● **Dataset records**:
+---+

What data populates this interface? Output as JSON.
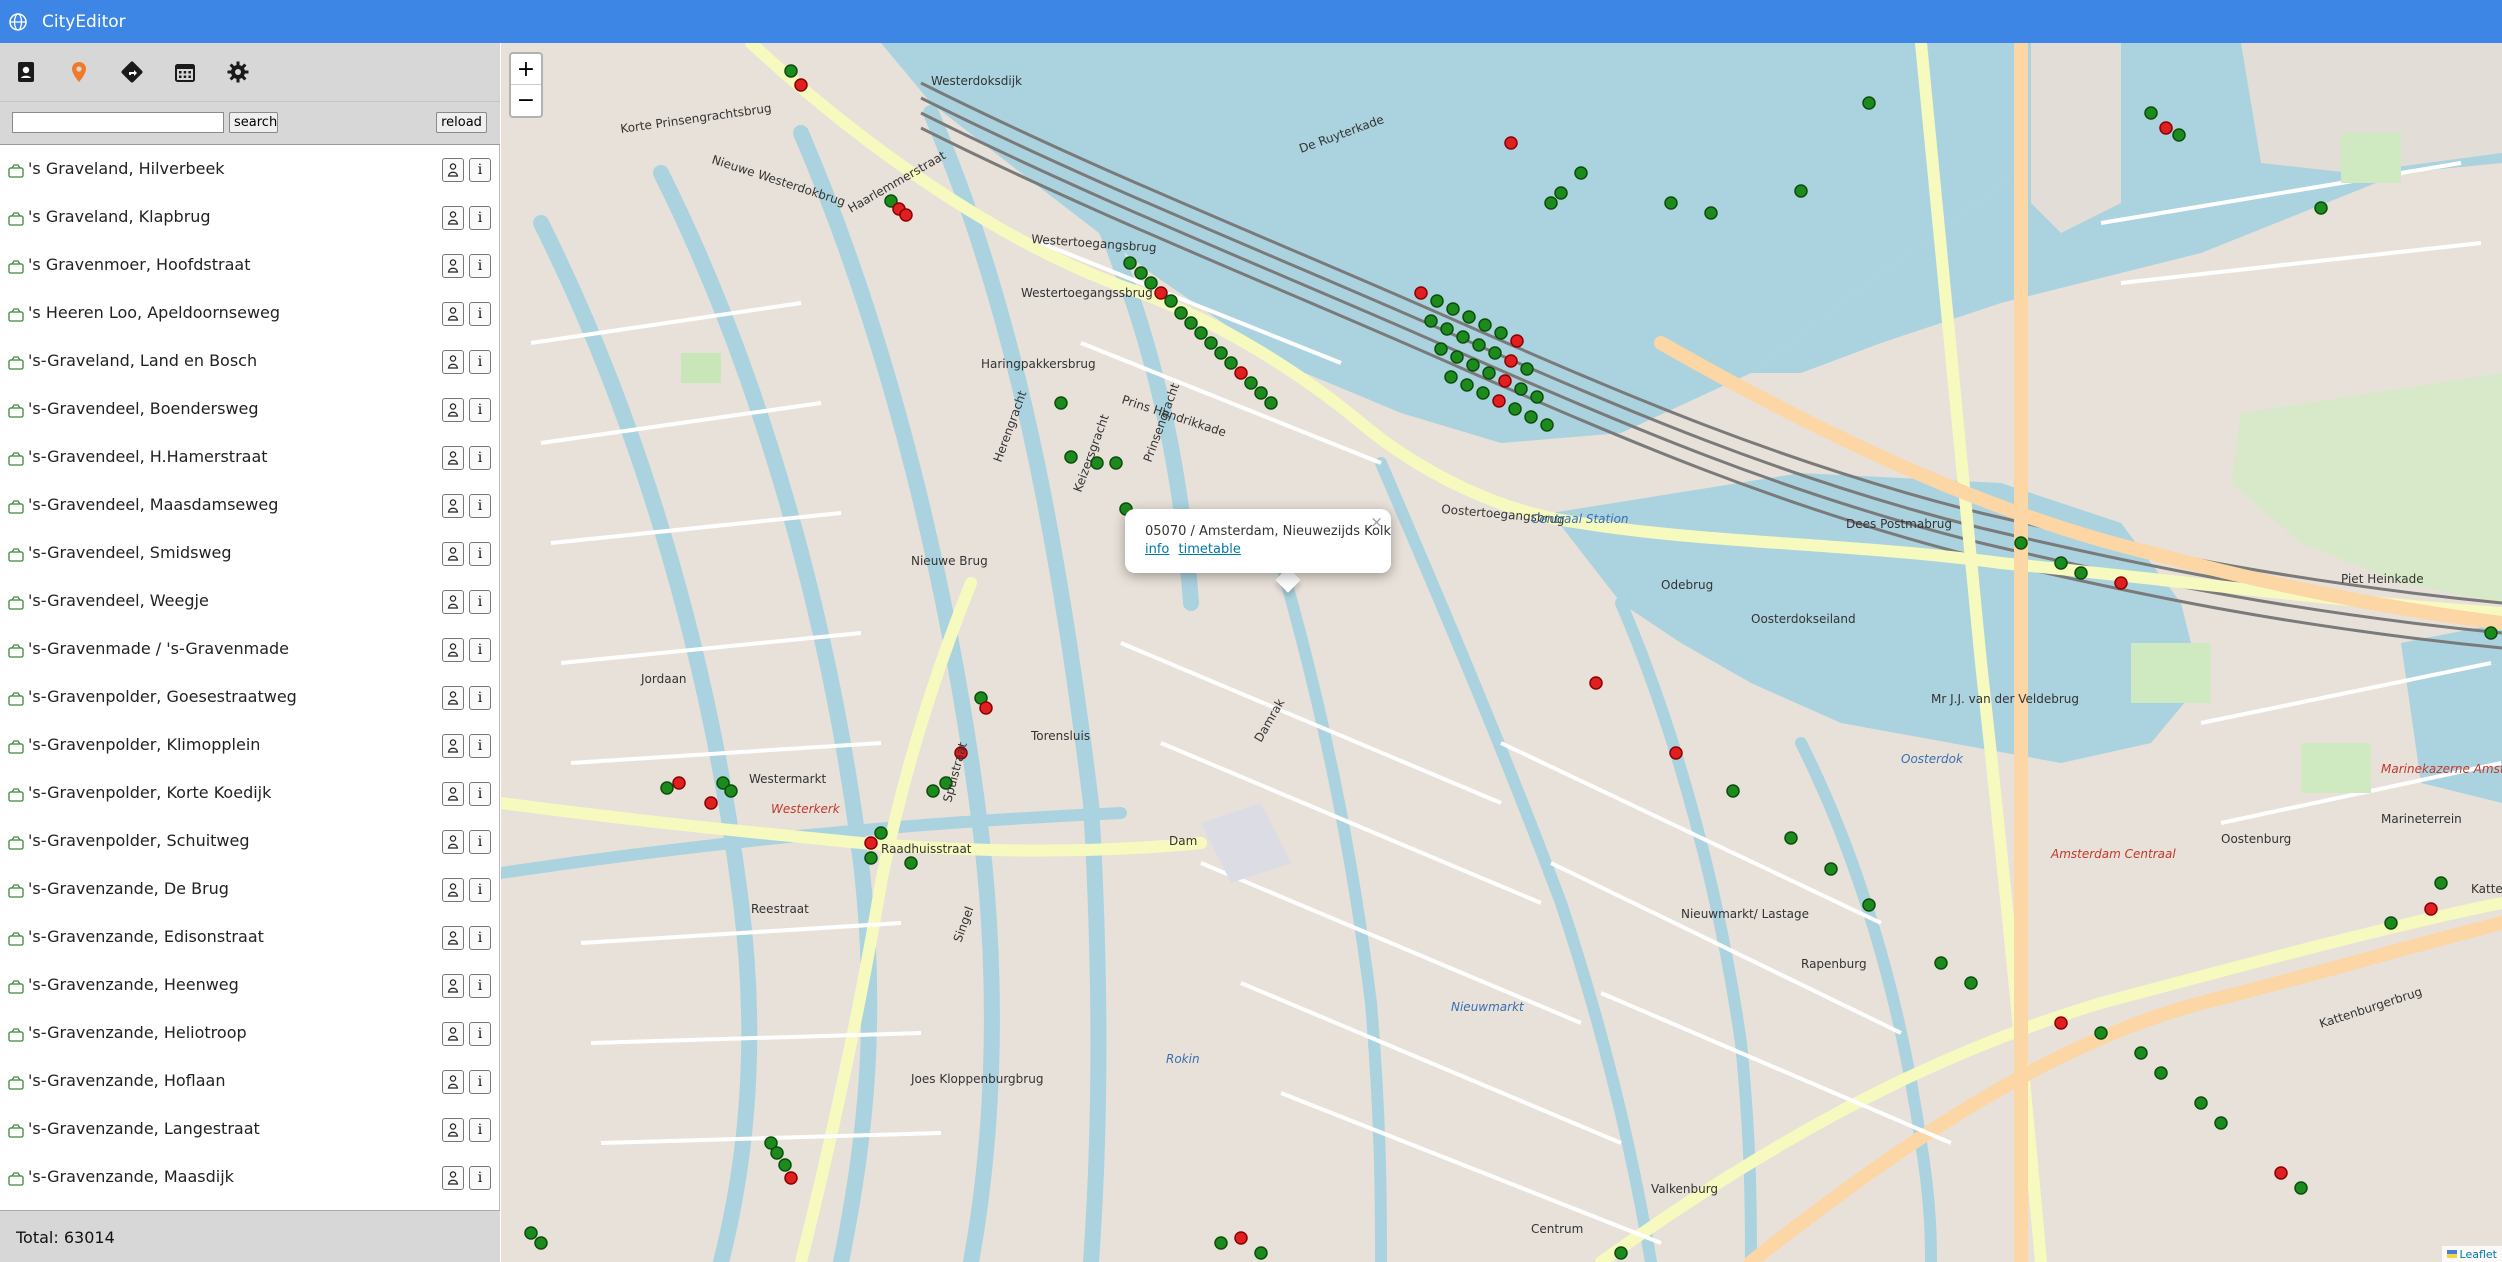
{
  "app": {
    "title": "CityEditor"
  },
  "toolbar": {
    "tools": [
      {
        "name": "contacts-icon"
      },
      {
        "name": "map-pin-icon"
      },
      {
        "name": "directions-icon"
      },
      {
        "name": "calendar-icon"
      },
      {
        "name": "gear-icon"
      }
    ],
    "search_placeholder": "",
    "search_label": "search",
    "reload_label": "reload"
  },
  "stops": [
    {
      "name": "'s Graveland, Hilverbeek"
    },
    {
      "name": "'s Graveland, Klapbrug"
    },
    {
      "name": "'s Gravenmoer, Hoofdstraat"
    },
    {
      "name": "'s Heeren Loo, Apeldoornseweg"
    },
    {
      "name": "'s-Graveland, Land en Bosch"
    },
    {
      "name": "'s-Gravendeel, Boendersweg"
    },
    {
      "name": "'s-Gravendeel, H.Hamerstraat"
    },
    {
      "name": "'s-Gravendeel, Maasdamseweg"
    },
    {
      "name": "'s-Gravendeel, Smidsweg"
    },
    {
      "name": "'s-Gravendeel, Weegje"
    },
    {
      "name": "'s-Gravenmade / 's-Gravenmade"
    },
    {
      "name": "'s-Gravenpolder, Goesestraatweg"
    },
    {
      "name": "'s-Gravenpolder, Klimopplein"
    },
    {
      "name": "'s-Gravenpolder, Korte Koedijk"
    },
    {
      "name": "'s-Gravenpolder, Schuitweg"
    },
    {
      "name": "'s-Gravenzande, De Brug"
    },
    {
      "name": "'s-Gravenzande, Edisonstraat"
    },
    {
      "name": "'s-Gravenzande, Heenweg"
    },
    {
      "name": "'s-Gravenzande, Heliotroop"
    },
    {
      "name": "'s-Gravenzande, Hoflaan"
    },
    {
      "name": "'s-Gravenzande, Langestraat"
    },
    {
      "name": "'s-Gravenzande, Maasdijk"
    }
  ],
  "footer": {
    "total": "Total: 63014"
  },
  "map": {
    "zoom_in": "+",
    "zoom_out": "−",
    "popup": {
      "text": "05070 / Amsterdam, Nieuwezijds Kolk",
      "info_link": "info",
      "timetable_link": "timetable",
      "close": "×"
    },
    "attribution": "Leaflet",
    "labels": [
      "Westerdoksdijk",
      "Korte Prinsengrachtsbrug",
      "Nieuwe Westerdokbrug",
      "Westertoegangsbrug",
      "Westertoegangssbrug",
      "Haringpakkersbrug",
      "Prins Hendrikkade",
      "Nieuwe Brug",
      "Oostertoegangsbrug",
      "Centraal Station",
      "Odebrug",
      "Dees Postmabrug",
      "Piet Heinkade",
      "Oostenburg",
      "Oosterdok",
      "Nieuwmarkt/ Lastage",
      "Rapenburg",
      "Kattenburg",
      "Kattenburgerbrug",
      "Marinekazerne Amsterdam",
      "Marineterrein",
      "Dam",
      "Rokin",
      "Torensluis",
      "Westermarkt",
      "Jordaan",
      "Reestraat",
      "Raadhuisstraat",
      "Joes Kloppenburgbrug",
      "Nieuwmarkt",
      "Valkenburg",
      "Centrum",
      "Singel",
      "Amsterdam Centraal",
      "Oosterdokseiland",
      "Mr J.J. van der Veldebrug",
      "Spuistraat",
      "Damrak",
      "Westerkerk",
      "Herengracht",
      "Keizersgracht",
      "Prinsengracht",
      "Haarlemmerstraat",
      "De Ruyterkade"
    ]
  }
}
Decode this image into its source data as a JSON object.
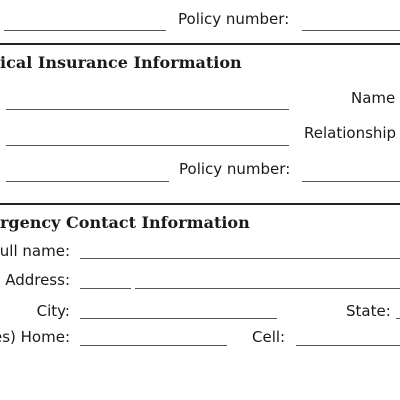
{
  "section_top": {
    "policy_number_label": "Policy number:"
  },
  "medical_insurance": {
    "heading": "ical Insurance Information",
    "name_label": "Name",
    "relationship_label": "Relationship",
    "policy_number_label": "Policy number:"
  },
  "emergency_contact": {
    "heading": "rgency Contact Information",
    "full_name_label": "ull name:",
    "address_label": "Address:",
    "city_label": "City:",
    "state_label": "State:",
    "phones_home_label": "es) Home:",
    "cell_label": "Cell:"
  }
}
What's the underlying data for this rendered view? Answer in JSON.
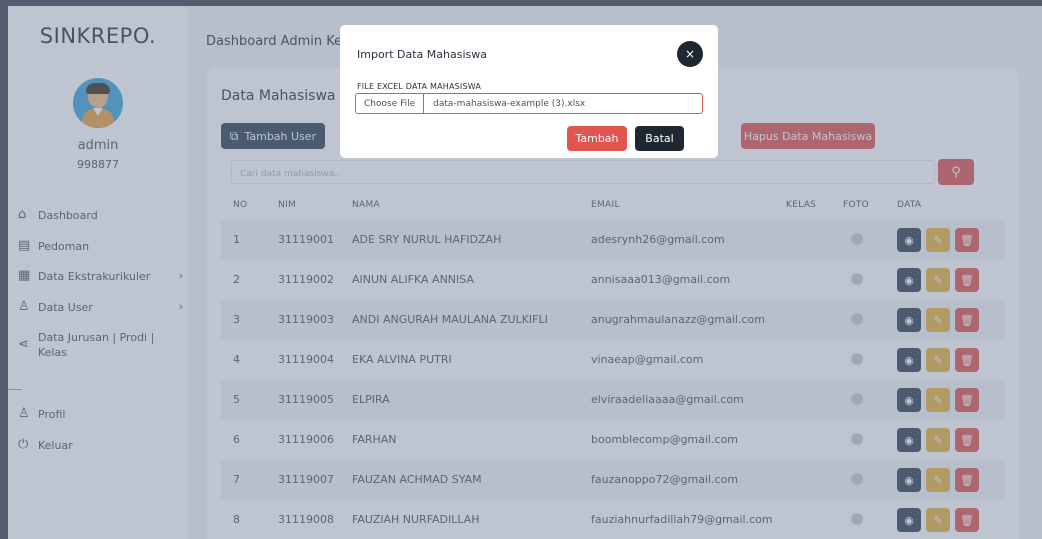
{
  "brand": "SINKREPO.",
  "user": {
    "name": "admin",
    "id": "998877"
  },
  "sidebar": {
    "items": [
      {
        "label": "Dashboard",
        "icon": "home-icon"
      },
      {
        "label": "Pedoman",
        "icon": "book-icon"
      },
      {
        "label": "Data Ekstrakurikuler",
        "icon": "list-icon",
        "chevron": "›"
      },
      {
        "label": "Data User",
        "icon": "user-icon",
        "chevron": "›"
      },
      {
        "label": "Data Jurusan | Prodi | Kelas",
        "icon": "share-icon"
      },
      {
        "label": "Profil",
        "icon": "user-icon"
      },
      {
        "label": "Keluar",
        "icon": "power-icon"
      }
    ]
  },
  "header": {
    "title": "Dashboard Admin Kema"
  },
  "card": {
    "title": "Data Mahasiswa",
    "add_user_label": "Tambah User",
    "delete_all_label": "Hapus Data Mahasiswa",
    "search_placeholder": "Cari data mahasiswa.."
  },
  "table": {
    "headers": [
      "NO",
      "NIM",
      "NAMA",
      "EMAIL",
      "KELAS",
      "FOTO",
      "DATA"
    ],
    "rows": [
      {
        "no": "1",
        "nim": "31119001",
        "nama": "ADE SRY NURUL HAFIDZAH",
        "email": "adesrynh26@gmail.com"
      },
      {
        "no": "2",
        "nim": "31119002",
        "nama": "AINUN ALIFKA ANNISA",
        "email": "annisaaa013@gmail.com"
      },
      {
        "no": "3",
        "nim": "31119003",
        "nama": "ANDI ANGURAH MAULANA ZULKIFLI",
        "email": "anugrahmaulanazz@gmail.com"
      },
      {
        "no": "4",
        "nim": "31119004",
        "nama": "EKA ALVINA PUTRI",
        "email": "vinaeap@gmail.com"
      },
      {
        "no": "5",
        "nim": "31119005",
        "nama": "ELPIRA",
        "email": "elviraadeliaaaa@gmail.com"
      },
      {
        "no": "6",
        "nim": "31119006",
        "nama": "FARHAN",
        "email": "boomblecomp@gmail.com"
      },
      {
        "no": "7",
        "nim": "31119007",
        "nama": "FAUZAN ACHMAD SYAM",
        "email": "fauzanoppo72@gmail.com"
      },
      {
        "no": "8",
        "nim": "31119008",
        "nama": "FAUZIAH NURFADILLAH",
        "email": "fauziahnurfadillah79@gmail.com"
      }
    ]
  },
  "modal": {
    "title": "Import Data Mahasiswa",
    "close_label": "×",
    "field_label": "FILE EXCEL DATA MAHASISWA",
    "choose_file_label": "Choose File",
    "file_name": "data-mahasiswa-example (3).xlsx",
    "submit_label": "Tambah",
    "cancel_label": "Batal"
  },
  "colors": {
    "primary_dark": "#2c3e50",
    "danger": "#e0554f",
    "warning": "#e8b23a"
  }
}
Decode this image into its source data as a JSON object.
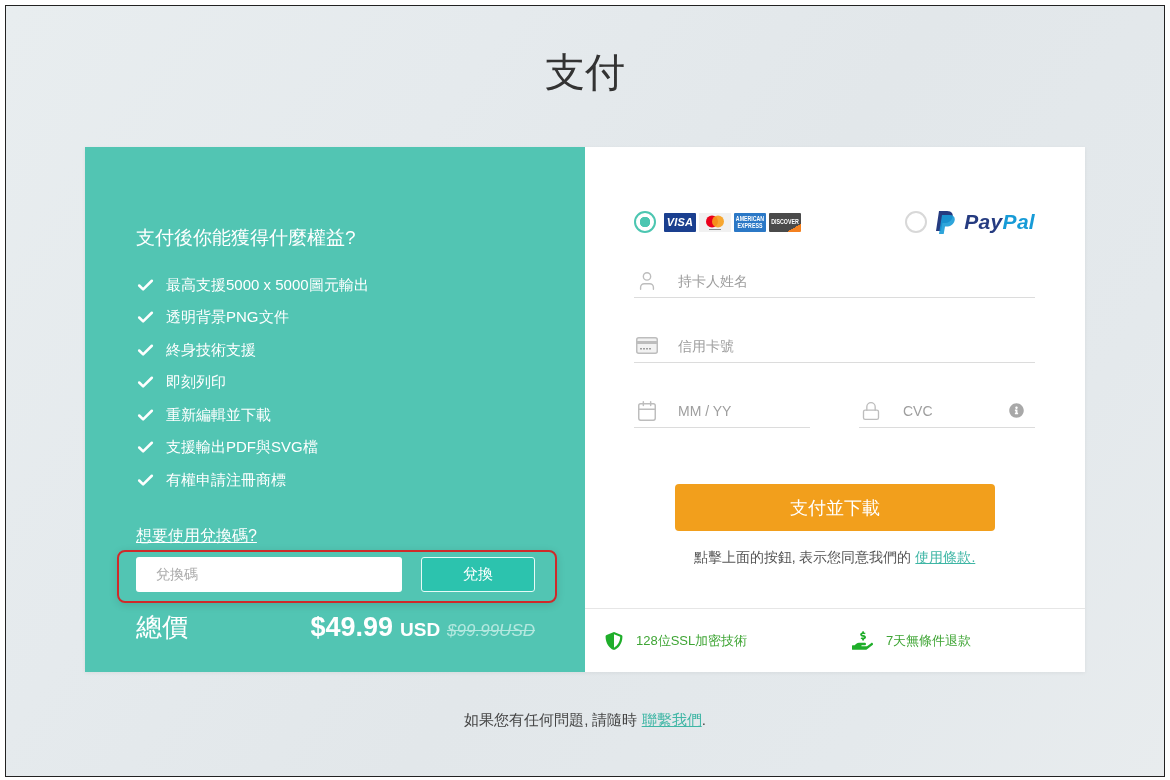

+---+

● **Objective**:
Leave the pictures out and output the rest of the listing exactly.

● **Expected answer**:
What data populates this interface? Output as JSON.
{
  "app": {
    "title": "CityEditor"
  },
  "toolbar": {
    "tools": [
      {
        "name": "contacts-icon"
      },
      {
        "name": "map-pin-icon"
      },
      {
        "name": "directions-icon"
      },
      {
        "name": "calendar-icon"
      },
      {
        "name": "gear-icon"
      }
    ],
    "search_placeholder": "",
    "search_label": "search",
    "reload_label": "reload"
  },
  "stops": [
    {
      "name": "'s Graveland, Hilverbeek"
    },
    {
      "name": "'s Graveland, Klapbrug"
    },
    {
      "name": "'s Gravenmoer, Hoofdstraat"
    },
    {
      "name": "'s Heeren Loo, Apeldoornseweg"
    },
    {
      "name": "'s-Graveland, Land en Bosch"
    },
    {
      "name": "'s-Gravendeel, Boendersweg"
    },
    {
      "name": "'s-Gravendeel, H.Hamerstraat"
    },
    {
      "name": "'s-Gravendeel, Maasdamseweg"
    },
    {
      "name": "'s-Gravendeel, Smidsweg"
    },
    {
      "name": "'s-Gravendeel, Weegje"
    },
    {
      "name": "'s-Gravenmade / 's-Gravenmade"
    },
    {
      "name": "'s-Gravenpolder, Goesestraatweg"
    },
    {
      "name": "'s-Gravenpolder, Klimopplein"
    },
    {
      "name": "'s-Gravenpolder, Korte Koedijk"
    },
    {
      "name": "'s-Gravenpolder, Schuitweg"
    },
    {
      "name": "'s-Gravenzande, De Brug"
    },
    {
      "name": "'s-Gravenzande, Edisonstraat"
    },
    {
      "name": "'s-Gravenzande, Heenweg"
    },
    {
      "name": "'s-Gravenzande, Heliotroop"
    },
    {
      "name": "'s-Gravenzande, Hoflaan"
    },
    {
      "name": "'s-Gravenzande, Langestraat"
    },
    {
      "name": "'s-Gravenzande, Maasdijk"
    }
  ],
  "footer": {
    "total": "Total: 63014"
  },
  "map": {
    "zoom_in": "+",
    "zoom_out": "−",
    "popup": {
      "text": "05070 / Amsterdam, Nieuwezijds Kolk",
      "info_link": "info",
      "timetable_link": "timetable",
      "close": "×"
    },
    "attribution": "Leaflet",
    "labels": [
      "Westerdoksdijk",
      "Korte Prinsengrachtsbrug",
      "Nieuwe Westerdokbrug",
      "Westertoegangsbrug",
      "Westertoegangssbrug",
      "Haringpakkersbrug",
      "Prins Hendrikkade",
      "Nieuwe Brug",
      "Oostertoegangsbrug",
      "Centraal Station",
      "Odebrug",
      "Dees Postmabrug",
      "Piet Heinkade",
      "Oostenburg",
      "Oosterdok",
      "Nieuwmarkt/ Lastage",
      "Rapenburg",
      "Kattenburg",
      "Kattenburgerbrug",
      "Marinekazerne Amsterdam",
      "Marineterrein",
      "Dam",
      "Rokin",
      "Torensluis",
      "Westermarkt",
      "Jordaan",
      "Reestraat",
      "Raadhuisstraat",
      "Joes Kloppenburgbrug",
      "Nieuwmarkt",
      "Valkenburg",
      "Centrum",
      "Singel",
      "Amsterdam Centraal",
      "Oosterdokseiland",
      "Mr J.J. van der Veldebrug",
      "Spuistraat",
      "Damrak",
      "Westerkerk",
      "Herengracht",
      "Keizersgracht",
      "Prinsengracht",
      "Haarlemmerstraat",
      "De Ruyterkade"
    ]
  }
}
Decode this image into its source data as a JSON object.
{
  "section_top": {
    "policy_number_label": "Policy number:"
  },
  "medical_insurance": {
    "heading": "ical Insurance Information",
    "name_label": "Name",
    "relationship_label": "Relationship",
    "policy_number_label": "Policy number:"
  },
  "emergency_contact": {
    "heading": "rgency Contact Information",
    "full_name_label": "ull name:",
    "address_label": "Address:",
    "city_label": "City:",
    "state_label": "State:",
    "phones_home_label": "es) Home:",
    "cell_label": "Cell:"
  }
}
What's the underlying data for this rendered view? Answer in JSON.
{
  "brand": "SINKREPO.",
  "user": {
    "name": "admin",
    "id": "998877"
  },
  "sidebar": {
    "items": [
      {
        "label": "Dashboard",
        "icon": "home-icon"
      },
      {
        "label": "Pedoman",
        "icon": "book-icon"
      },
      {
        "label": "Data Ekstrakurikuler",
        "icon": "list-icon",
        "chevron": "›"
      },
      {
        "label": "Data User",
        "icon": "user-icon",
        "chevron": "›"
      },
      {
        "label": "Data Jurusan | Prodi | Kelas",
        "icon": "share-icon"
      },
      {
        "label": "Profil",
        "icon": "user-icon"
      },
      {
        "label": "Keluar",
        "icon": "power-icon"
      }
    ]
  },
  "header": {
    "title": "Dashboard Admin Kema"
  },
  "card": {
    "title": "Data Mahasiswa",
    "add_user_label": "Tambah User",
    "delete_all_label": "Hapus Data Mahasiswa",
    "search_placeholder": "Cari data mahasiswa.."
  },
  "table": {
    "headers": [
      "NO",
      "NIM",
      "NAMA",
      "EMAIL",
      "KELAS",
      "FOTO",
      "DATA"
    ],
    "rows": [
      {
        "no": "1",
        "nim": "31119001",
        "nama": "ADE SRY NURUL HAFIDZAH",
        "email": "adesrynh26@gmail.com"
      },
      {
        "no": "2",
        "nim": "31119002",
        "nama": "AINUN ALIFKA ANNISA",
        "email": "annisaaa013@gmail.com"
      },
      {
        "no": "3",
        "nim": "31119003",
        "nama": "ANDI ANGURAH MAULANA ZULKIFLI",
        "email": "anugrahmaulanazz@gmail.com"
      },
      {
        "no": "4",
        "nim": "31119004",
        "nama": "EKA ALVINA PUTRI",
        "email": "vinaeap@gmail.com"
      },
      {
        "no": "5",
        "nim": "31119005",
        "nama": "ELPIRA",
        "email": "elviraadeliaaaa@gmail.com"
      },
      {
        "no": "6",
        "nim": "31119006",
        "nama": "FARHAN",
        "email": "boomblecomp@gmail.com"
      },
      {
        "no": "7",
        "nim": "31119007",
        "nama": "FAUZAN ACHMAD SYAM",
        "email": "fauzanoppo72@gmail.com"
      },
      {
        "no": "8",
        "nim": "31119008",
        "nama": "FAUZIAH NURFADILLAH",
        "email": "fauziahnurfadillah79@gmail.com"
      }
    ]
  },
  "modal": {
    "title": "Import Data Mahasiswa",
    "close_label": "×",
    "field_label": "FILE EXCEL DATA MAHASISWA",
    "choose_file_label": "Choose File",
    "file_name": "data-mahasiswa-example (3).xlsx",
    "submit_label": "Tambah",
    "cancel_label": "Batal"
  },
  "colors": {
    "primary_dark": "#2c3e50",
    "danger": "#e0554f",
    "warning": "#e8b23a"
  }
}
Decode this image into its source data as a JSON object.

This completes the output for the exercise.